▶ Task
Read the listing and extract each line that includes the word "this".

------------------------------------------------------------

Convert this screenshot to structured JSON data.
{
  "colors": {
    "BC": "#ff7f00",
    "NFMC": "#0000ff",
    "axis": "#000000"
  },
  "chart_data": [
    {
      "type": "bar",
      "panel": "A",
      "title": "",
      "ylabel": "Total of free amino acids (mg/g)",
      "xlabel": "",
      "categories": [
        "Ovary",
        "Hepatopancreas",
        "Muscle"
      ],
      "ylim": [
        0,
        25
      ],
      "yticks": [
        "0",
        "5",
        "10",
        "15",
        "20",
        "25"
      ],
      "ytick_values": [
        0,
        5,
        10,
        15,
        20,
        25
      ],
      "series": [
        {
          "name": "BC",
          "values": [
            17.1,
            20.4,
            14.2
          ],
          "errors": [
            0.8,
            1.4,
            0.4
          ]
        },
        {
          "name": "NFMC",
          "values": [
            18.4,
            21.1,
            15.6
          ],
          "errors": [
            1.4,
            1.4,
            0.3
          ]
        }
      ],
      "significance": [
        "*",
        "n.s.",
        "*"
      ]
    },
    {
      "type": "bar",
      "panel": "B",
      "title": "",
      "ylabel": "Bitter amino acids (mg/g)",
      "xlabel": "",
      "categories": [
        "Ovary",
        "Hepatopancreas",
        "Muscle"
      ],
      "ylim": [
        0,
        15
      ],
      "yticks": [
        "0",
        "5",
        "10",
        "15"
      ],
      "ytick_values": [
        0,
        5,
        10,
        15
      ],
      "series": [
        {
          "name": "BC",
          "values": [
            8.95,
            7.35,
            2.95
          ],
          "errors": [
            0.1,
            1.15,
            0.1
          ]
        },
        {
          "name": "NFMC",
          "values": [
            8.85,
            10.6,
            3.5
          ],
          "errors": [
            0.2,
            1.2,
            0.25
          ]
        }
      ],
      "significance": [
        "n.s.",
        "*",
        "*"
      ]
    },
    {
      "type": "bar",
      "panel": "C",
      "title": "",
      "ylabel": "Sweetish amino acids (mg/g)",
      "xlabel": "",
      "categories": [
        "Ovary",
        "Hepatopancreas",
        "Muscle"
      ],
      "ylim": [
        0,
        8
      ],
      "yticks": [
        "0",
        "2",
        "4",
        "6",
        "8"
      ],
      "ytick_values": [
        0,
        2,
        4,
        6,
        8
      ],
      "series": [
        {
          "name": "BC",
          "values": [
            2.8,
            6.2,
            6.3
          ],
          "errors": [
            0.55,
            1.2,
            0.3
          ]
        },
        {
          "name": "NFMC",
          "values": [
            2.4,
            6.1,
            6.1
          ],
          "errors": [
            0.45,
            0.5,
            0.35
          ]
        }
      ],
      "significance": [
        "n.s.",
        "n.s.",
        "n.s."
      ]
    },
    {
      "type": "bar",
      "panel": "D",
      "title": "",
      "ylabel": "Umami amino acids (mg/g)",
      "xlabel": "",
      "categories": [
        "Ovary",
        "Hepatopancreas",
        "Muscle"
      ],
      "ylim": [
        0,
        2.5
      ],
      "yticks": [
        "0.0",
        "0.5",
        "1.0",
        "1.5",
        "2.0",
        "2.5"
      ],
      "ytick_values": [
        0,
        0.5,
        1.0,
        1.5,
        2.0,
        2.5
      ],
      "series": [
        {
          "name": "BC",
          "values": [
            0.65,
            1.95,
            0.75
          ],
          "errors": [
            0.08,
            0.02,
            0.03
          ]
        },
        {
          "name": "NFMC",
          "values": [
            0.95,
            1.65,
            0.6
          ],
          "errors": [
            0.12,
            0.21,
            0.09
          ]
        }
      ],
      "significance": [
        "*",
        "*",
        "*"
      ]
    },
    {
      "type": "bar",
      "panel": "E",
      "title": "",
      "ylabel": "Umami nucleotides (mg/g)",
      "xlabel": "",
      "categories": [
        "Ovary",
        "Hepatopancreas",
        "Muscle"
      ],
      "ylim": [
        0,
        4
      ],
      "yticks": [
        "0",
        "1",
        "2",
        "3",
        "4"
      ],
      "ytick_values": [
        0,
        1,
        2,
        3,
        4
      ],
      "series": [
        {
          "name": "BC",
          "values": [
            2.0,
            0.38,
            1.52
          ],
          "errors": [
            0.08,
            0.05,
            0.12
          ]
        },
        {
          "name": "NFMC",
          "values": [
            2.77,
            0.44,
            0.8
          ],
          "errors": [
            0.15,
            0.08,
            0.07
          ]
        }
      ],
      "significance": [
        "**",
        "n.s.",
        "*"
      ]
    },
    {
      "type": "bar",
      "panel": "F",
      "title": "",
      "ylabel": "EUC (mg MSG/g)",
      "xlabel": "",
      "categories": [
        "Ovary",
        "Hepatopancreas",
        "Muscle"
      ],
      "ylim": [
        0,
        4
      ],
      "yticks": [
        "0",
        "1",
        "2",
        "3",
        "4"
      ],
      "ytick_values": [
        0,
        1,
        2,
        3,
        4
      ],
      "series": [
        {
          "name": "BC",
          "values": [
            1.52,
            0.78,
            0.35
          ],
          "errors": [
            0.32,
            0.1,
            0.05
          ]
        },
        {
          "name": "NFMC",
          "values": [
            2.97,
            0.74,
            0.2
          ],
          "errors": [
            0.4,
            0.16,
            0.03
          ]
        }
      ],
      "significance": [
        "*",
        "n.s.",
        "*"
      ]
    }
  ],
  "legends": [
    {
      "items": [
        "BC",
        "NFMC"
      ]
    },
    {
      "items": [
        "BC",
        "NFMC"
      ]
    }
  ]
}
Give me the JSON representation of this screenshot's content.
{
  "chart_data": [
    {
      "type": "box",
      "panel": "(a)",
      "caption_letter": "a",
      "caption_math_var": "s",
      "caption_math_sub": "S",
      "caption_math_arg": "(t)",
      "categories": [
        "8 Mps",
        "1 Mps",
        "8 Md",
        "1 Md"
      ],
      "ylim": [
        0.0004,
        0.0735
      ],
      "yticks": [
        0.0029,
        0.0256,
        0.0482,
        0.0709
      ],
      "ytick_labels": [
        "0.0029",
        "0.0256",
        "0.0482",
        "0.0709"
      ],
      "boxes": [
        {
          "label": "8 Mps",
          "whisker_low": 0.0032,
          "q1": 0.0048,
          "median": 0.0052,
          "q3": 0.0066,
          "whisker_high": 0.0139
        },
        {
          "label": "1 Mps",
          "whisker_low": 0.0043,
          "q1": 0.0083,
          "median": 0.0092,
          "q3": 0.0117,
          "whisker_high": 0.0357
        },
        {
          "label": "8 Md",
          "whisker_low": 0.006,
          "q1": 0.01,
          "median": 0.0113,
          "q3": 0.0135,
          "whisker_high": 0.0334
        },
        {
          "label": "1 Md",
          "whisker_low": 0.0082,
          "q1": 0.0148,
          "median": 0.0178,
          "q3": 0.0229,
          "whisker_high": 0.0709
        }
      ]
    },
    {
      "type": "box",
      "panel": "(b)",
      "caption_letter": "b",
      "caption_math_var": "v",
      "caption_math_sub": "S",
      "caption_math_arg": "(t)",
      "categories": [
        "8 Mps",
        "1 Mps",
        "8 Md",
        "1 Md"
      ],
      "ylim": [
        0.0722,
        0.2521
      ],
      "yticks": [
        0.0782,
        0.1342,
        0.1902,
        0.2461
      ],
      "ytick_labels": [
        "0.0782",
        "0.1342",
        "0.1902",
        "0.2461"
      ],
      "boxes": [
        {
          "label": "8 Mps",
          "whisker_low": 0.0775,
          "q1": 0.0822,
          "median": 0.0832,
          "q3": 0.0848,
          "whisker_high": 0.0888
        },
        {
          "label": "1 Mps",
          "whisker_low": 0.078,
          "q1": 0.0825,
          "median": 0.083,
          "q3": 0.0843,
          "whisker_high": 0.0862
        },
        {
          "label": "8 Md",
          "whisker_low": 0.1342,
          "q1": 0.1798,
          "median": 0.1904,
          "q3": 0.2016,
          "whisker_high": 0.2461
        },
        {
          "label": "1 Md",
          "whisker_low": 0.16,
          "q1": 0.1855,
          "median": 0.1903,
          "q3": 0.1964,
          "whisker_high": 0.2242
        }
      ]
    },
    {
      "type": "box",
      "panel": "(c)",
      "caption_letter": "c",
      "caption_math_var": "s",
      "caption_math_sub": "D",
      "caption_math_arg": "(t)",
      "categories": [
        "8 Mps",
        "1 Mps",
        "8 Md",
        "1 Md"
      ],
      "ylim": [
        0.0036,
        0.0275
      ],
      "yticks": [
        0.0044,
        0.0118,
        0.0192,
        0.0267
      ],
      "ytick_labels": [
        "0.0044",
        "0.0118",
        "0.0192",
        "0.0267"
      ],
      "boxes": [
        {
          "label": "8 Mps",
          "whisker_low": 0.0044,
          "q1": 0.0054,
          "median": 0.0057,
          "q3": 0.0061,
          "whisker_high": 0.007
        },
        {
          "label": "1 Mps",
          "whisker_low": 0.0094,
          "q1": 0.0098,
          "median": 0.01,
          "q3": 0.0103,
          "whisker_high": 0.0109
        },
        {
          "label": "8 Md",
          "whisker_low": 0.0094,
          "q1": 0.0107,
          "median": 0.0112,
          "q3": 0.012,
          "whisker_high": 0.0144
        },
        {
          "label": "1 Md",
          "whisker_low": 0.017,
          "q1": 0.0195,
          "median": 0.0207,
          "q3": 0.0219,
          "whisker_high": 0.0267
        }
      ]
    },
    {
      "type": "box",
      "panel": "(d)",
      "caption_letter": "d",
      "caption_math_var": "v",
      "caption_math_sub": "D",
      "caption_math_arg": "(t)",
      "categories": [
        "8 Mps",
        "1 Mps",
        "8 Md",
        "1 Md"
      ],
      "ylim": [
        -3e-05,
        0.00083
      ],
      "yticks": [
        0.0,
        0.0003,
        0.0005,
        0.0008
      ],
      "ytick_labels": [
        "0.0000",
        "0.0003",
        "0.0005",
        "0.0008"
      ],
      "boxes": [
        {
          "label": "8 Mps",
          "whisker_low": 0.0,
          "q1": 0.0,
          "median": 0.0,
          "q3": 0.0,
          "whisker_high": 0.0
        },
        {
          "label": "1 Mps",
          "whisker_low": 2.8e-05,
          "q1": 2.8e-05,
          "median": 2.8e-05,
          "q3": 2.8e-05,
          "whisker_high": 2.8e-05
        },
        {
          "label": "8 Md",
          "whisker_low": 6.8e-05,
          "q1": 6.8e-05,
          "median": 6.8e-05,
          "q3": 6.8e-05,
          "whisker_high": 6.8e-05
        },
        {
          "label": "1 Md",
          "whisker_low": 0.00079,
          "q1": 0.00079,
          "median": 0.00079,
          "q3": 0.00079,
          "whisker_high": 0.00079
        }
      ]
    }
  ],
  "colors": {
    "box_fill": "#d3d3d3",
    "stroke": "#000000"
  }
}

------------------------------------------------------------

▶ Task result
Convert this screenshot to structured JSON data.
Give me the JSON representation of this screenshot's content.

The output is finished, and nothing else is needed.